WHAT IS REQUIRED. Each line below is to be written out in full, exactly as shown.

(Lines of data)
_ _ _ _ _ _ _

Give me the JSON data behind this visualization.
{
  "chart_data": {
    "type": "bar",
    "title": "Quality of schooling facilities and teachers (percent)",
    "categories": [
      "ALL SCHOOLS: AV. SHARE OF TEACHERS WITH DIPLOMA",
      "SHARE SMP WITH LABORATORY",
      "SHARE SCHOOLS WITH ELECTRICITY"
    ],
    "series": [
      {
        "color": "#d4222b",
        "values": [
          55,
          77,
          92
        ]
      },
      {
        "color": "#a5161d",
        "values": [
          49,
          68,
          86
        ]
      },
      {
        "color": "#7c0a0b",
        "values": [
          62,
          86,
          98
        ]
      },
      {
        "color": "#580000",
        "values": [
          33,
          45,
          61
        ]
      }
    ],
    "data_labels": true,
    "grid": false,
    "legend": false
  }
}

_ _ _ _ _ _ _

TASK RESULT.
Give me the JSON data behind this visualization.
{
  "chart_data": {
    "type": "bar",
    "title": "Quality of schooling facilities and teachers (percent)",
    "categories": [
      "ALL SCHOOLS: AV. SHARE OF TEACHERS WITH DIPLOMA",
      "SHARE SMP WITH LABORATORY",
      "SHARE SCHOOLS WITH ELECTRICITY"
    ],
    "series": [
      {
        "color": "#d4222b",
        "values": [
          55,
          77,
          92
        ]
      },
      {
        "color": "#a5161d",
        "values": [
          49,
          68,
          86
        ]
      },
      {
        "color": "#7c0a0b",
        "values": [
          62,
          86,
          98
        ]
      },
      {
        "color": "#580000",
        "values": [
          33,
          45,
          61
        ]
      }
    ],
    "data_labels": true,
    "grid": false,
    "legend": false
  }
}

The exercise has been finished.